(Stored data entries)
===

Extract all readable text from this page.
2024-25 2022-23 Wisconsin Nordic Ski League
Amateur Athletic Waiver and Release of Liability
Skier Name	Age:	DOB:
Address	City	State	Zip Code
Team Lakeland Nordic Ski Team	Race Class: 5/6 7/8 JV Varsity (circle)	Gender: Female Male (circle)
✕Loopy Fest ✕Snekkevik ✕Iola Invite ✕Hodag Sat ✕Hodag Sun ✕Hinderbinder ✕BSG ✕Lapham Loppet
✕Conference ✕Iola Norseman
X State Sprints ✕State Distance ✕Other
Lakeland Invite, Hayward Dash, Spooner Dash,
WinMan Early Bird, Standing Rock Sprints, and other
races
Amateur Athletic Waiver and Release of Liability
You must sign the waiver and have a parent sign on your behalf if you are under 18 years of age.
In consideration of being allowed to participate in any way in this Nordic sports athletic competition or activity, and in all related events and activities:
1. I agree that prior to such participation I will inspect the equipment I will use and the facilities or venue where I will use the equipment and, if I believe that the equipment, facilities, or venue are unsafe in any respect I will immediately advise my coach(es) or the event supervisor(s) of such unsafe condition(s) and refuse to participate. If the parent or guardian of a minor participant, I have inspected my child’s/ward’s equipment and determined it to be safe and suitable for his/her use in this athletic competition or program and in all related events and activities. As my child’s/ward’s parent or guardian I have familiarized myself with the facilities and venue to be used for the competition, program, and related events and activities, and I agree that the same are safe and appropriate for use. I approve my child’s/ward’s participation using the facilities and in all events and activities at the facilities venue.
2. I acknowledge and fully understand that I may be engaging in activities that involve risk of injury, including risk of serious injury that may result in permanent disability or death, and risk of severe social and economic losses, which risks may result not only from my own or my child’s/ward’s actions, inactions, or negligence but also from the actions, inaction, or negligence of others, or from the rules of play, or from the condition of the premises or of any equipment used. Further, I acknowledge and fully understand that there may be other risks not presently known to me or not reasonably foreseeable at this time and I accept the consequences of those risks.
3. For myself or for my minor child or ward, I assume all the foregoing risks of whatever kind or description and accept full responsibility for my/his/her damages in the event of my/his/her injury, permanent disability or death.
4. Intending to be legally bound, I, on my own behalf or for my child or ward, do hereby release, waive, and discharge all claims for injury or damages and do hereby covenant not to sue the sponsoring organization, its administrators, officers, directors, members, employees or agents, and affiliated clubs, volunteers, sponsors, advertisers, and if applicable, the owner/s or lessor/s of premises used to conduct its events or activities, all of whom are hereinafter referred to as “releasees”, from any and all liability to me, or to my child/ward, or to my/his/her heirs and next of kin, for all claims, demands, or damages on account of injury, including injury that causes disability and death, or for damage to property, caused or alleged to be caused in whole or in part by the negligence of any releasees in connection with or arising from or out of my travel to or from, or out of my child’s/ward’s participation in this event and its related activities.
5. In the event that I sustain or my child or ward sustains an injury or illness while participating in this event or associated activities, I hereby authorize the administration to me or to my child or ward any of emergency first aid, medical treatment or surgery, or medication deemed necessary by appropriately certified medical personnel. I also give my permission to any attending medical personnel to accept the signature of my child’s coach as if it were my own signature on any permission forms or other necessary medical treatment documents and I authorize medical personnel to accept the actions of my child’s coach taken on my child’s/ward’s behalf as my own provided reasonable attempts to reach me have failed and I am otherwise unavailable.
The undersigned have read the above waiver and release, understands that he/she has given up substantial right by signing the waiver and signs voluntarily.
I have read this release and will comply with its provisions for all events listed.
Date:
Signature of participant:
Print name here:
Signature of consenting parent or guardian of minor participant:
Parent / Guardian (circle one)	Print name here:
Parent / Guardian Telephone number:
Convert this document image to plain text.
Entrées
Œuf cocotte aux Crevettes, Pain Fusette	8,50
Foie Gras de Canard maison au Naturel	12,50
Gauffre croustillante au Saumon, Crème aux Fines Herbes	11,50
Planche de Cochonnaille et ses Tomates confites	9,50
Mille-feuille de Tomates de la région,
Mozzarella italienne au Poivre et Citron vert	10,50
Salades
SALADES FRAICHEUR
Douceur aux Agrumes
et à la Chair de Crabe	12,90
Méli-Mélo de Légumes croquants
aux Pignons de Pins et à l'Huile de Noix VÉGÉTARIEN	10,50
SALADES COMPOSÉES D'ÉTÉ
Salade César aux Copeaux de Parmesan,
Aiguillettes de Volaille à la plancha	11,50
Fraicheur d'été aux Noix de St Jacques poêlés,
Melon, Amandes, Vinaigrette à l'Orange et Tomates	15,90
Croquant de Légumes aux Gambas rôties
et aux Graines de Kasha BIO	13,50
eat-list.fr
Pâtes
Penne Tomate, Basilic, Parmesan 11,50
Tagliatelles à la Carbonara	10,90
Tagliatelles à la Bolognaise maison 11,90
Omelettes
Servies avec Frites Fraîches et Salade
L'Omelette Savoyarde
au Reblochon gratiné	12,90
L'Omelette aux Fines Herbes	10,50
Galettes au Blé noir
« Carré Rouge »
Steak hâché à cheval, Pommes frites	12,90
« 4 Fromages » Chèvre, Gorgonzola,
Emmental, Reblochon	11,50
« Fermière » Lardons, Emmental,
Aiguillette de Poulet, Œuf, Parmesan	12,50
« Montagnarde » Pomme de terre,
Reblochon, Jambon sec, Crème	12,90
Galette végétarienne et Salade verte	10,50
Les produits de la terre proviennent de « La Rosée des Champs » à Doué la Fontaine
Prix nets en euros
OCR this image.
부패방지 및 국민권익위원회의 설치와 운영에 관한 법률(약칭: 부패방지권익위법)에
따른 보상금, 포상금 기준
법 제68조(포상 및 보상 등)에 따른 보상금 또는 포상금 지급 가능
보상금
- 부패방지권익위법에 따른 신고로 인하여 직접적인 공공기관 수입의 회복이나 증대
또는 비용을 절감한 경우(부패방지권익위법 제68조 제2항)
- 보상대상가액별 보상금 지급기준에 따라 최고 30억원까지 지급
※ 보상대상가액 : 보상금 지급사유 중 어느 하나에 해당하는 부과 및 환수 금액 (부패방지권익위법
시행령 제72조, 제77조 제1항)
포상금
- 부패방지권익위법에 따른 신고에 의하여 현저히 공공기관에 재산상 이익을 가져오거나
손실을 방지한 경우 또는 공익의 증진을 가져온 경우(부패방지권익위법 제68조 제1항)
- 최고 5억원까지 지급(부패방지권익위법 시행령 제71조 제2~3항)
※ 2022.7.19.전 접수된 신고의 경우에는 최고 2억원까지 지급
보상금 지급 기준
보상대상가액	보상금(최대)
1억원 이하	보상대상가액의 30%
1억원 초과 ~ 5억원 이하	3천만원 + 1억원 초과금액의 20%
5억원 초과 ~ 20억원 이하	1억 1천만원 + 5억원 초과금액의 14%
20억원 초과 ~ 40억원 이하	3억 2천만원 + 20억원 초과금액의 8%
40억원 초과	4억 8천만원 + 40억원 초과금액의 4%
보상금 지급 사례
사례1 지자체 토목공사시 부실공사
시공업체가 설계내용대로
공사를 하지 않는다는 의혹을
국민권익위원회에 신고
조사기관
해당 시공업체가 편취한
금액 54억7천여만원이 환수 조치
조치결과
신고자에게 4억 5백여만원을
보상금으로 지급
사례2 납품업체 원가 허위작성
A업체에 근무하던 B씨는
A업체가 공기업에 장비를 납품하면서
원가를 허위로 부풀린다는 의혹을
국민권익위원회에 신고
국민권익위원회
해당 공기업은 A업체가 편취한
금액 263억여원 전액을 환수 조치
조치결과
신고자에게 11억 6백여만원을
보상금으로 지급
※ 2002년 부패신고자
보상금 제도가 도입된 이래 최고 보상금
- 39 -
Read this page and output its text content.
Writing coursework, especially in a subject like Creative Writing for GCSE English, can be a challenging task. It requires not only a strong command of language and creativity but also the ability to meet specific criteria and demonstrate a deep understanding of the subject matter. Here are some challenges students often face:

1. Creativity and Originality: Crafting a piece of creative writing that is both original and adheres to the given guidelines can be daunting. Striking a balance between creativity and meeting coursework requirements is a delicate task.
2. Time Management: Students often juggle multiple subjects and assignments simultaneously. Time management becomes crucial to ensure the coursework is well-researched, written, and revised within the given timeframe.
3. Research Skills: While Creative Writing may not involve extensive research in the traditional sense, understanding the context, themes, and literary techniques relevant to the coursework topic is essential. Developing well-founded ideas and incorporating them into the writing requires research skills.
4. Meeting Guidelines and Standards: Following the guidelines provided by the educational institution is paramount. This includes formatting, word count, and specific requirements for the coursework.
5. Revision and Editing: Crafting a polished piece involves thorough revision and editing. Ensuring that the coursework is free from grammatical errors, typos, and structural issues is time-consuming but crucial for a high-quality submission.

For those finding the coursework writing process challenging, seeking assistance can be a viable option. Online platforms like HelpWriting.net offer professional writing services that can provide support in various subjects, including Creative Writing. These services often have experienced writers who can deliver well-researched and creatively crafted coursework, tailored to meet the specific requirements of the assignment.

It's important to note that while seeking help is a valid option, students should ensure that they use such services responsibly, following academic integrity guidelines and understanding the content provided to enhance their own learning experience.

===

EXERCISE DESCRIPTION: List each line of the entries that holds the string "challenging".

THE ANSWER:
Writing coursework, especially in a subject like Creative Writing for GCSE English, can be a challenging task. It requires not only a strong command of language and creativity but also the ability to meet specific criteria and demonstrate a deep understanding of the subject matter. Here are some challenges students often face:
For those finding the coursework writing process challenging, seeking assistance can be a viable option. Online platforms like HelpWriting.net offer professional writing services that can provide support in various subjects, including Creative Writing. These services often have experienced writers who can deliver well-researched and creatively crafted coursework, tailored to meet the specific requirements of the assignment.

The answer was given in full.